The request: Gather every line below where "союза" appears.

-- begin --

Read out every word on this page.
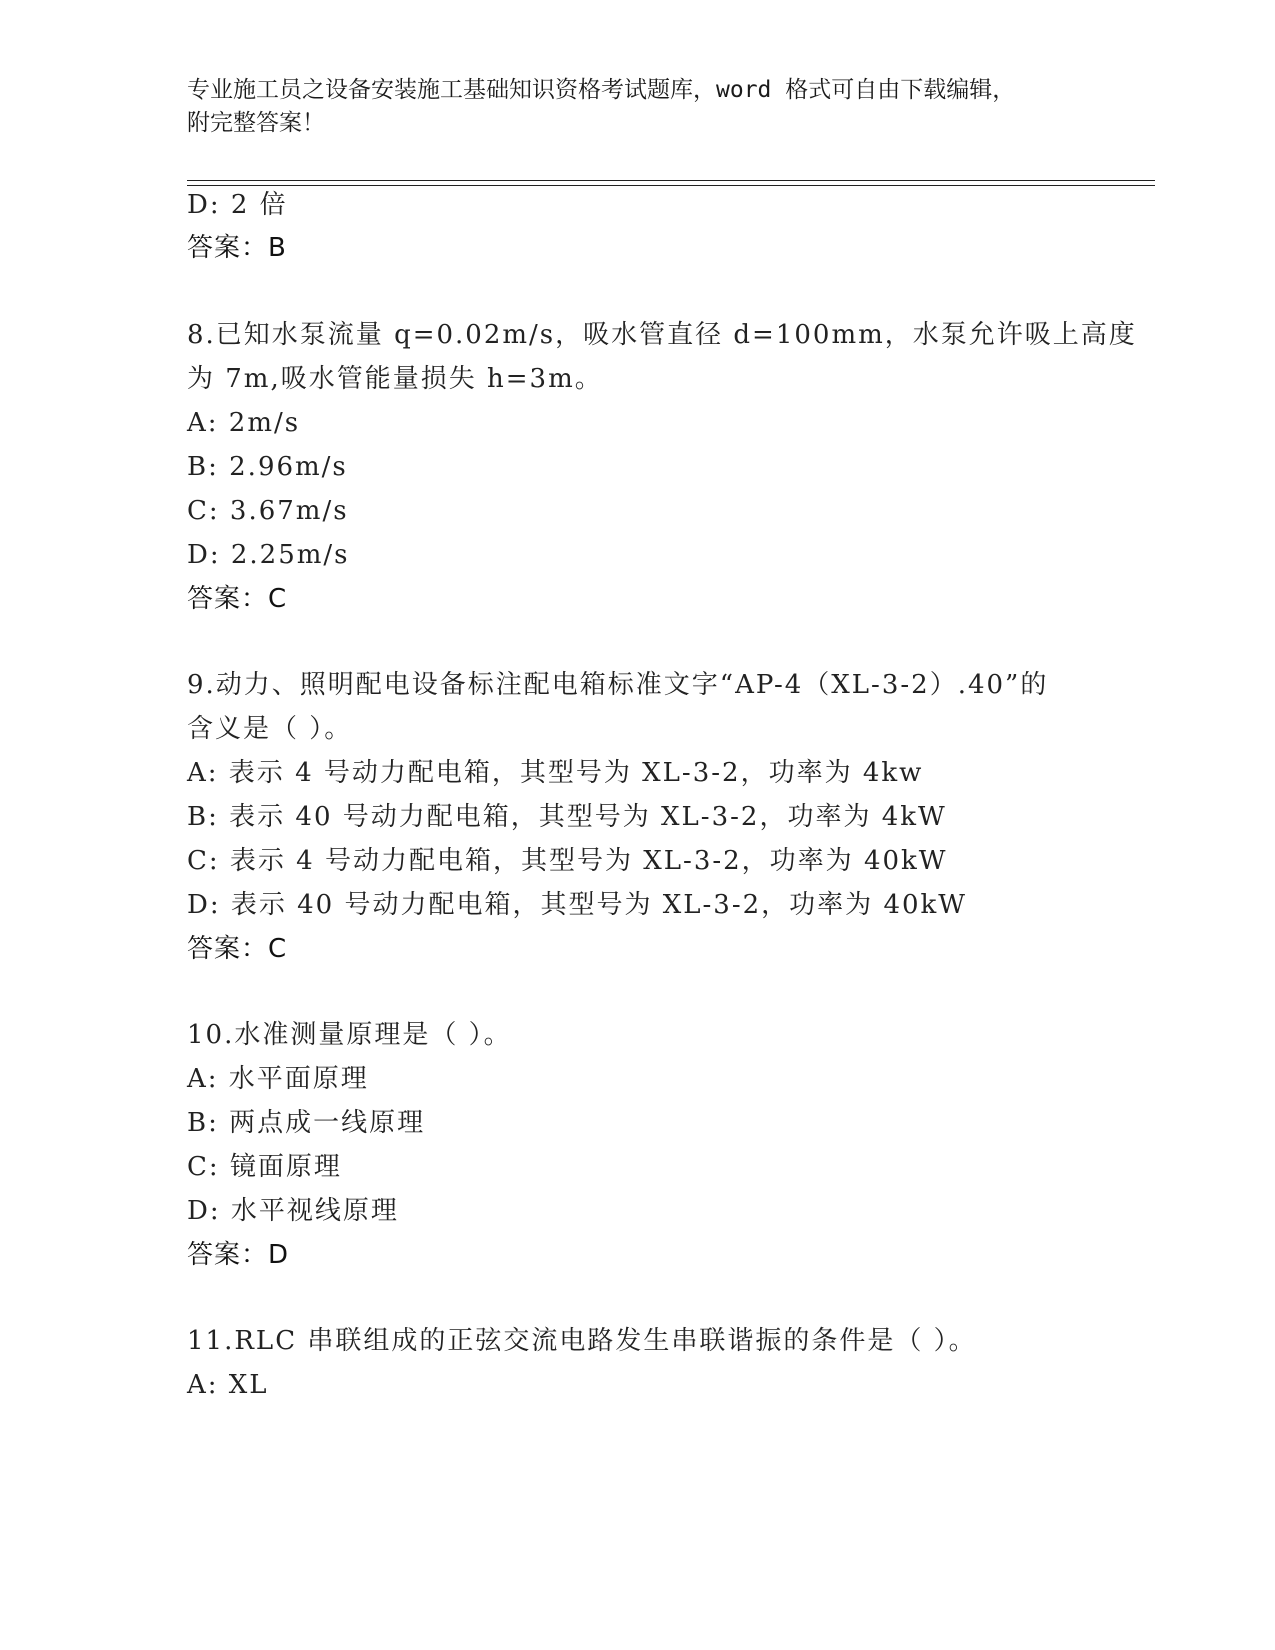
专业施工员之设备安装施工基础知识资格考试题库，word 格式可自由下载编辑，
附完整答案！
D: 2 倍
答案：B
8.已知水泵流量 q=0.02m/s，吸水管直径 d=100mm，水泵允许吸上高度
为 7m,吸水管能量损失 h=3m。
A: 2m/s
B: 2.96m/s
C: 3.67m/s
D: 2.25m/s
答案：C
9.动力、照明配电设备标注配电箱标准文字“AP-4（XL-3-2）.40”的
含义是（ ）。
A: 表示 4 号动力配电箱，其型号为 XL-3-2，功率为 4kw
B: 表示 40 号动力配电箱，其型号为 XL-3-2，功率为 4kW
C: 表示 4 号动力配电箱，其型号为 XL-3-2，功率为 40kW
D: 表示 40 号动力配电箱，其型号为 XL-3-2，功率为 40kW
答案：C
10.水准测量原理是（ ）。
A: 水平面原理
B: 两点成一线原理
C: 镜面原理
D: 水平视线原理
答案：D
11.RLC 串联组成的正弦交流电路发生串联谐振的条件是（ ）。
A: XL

-- end --
-- begin --

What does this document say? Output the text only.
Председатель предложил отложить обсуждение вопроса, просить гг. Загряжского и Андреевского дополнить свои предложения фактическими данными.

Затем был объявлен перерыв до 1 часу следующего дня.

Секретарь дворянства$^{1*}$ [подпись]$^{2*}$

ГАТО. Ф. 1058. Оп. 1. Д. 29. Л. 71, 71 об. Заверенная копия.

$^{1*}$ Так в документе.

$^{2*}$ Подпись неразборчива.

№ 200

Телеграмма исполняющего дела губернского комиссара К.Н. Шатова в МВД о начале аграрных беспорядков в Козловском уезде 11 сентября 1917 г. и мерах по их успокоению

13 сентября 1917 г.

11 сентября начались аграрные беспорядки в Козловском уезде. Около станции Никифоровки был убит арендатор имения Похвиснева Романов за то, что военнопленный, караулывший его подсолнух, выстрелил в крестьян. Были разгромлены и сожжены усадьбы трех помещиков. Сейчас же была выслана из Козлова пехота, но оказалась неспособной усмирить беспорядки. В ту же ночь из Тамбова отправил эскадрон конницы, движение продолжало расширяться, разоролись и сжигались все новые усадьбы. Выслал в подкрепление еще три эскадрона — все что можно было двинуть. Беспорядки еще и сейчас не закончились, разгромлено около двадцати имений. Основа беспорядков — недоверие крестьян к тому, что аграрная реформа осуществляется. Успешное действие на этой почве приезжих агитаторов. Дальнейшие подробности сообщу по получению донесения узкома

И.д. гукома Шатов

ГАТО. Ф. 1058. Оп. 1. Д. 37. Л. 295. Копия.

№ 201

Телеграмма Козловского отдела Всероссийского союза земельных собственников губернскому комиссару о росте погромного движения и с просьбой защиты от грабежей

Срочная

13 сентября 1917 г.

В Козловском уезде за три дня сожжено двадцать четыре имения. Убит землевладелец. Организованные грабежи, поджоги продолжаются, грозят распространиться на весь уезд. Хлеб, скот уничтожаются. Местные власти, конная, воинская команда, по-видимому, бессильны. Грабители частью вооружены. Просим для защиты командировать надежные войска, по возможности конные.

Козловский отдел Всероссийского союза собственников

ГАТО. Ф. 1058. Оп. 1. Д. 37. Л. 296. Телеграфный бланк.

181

-- end --
-- begin --

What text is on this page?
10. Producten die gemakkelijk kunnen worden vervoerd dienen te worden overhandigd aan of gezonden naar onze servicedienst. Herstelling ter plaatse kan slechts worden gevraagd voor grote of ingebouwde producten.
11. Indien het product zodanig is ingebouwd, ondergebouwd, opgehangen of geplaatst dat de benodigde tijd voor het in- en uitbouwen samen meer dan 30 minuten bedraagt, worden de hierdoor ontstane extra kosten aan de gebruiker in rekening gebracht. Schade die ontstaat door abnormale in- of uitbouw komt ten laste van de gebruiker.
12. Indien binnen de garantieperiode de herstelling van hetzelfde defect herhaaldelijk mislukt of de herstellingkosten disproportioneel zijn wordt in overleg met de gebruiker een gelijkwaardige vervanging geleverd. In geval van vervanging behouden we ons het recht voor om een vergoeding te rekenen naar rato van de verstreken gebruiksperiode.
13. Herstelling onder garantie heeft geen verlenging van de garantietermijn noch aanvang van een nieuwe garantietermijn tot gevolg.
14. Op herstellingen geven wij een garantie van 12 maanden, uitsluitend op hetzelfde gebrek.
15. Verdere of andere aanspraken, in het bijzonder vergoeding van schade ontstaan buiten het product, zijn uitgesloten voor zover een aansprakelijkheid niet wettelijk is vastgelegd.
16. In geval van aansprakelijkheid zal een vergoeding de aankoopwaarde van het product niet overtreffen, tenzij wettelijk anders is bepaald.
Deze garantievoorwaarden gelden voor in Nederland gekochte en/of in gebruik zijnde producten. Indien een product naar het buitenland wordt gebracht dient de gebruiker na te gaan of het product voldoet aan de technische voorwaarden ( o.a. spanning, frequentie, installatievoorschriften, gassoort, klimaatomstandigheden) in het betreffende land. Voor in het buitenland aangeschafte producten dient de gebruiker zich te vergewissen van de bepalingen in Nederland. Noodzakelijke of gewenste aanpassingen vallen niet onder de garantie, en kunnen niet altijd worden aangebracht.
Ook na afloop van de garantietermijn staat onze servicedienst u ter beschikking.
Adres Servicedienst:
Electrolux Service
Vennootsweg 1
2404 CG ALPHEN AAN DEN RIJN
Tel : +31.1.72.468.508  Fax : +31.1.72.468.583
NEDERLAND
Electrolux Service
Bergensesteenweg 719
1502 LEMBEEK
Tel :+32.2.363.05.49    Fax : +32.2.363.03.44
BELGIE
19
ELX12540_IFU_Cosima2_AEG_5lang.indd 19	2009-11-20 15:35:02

-- end --

Exercise solution:
Телеграмма Козловского отдела Всероссийского союза земельных собственников губернскому комиссару о росте погромного движения и с просьбой защиты от грабежей
Козловский отдел Всероссийского союза собственников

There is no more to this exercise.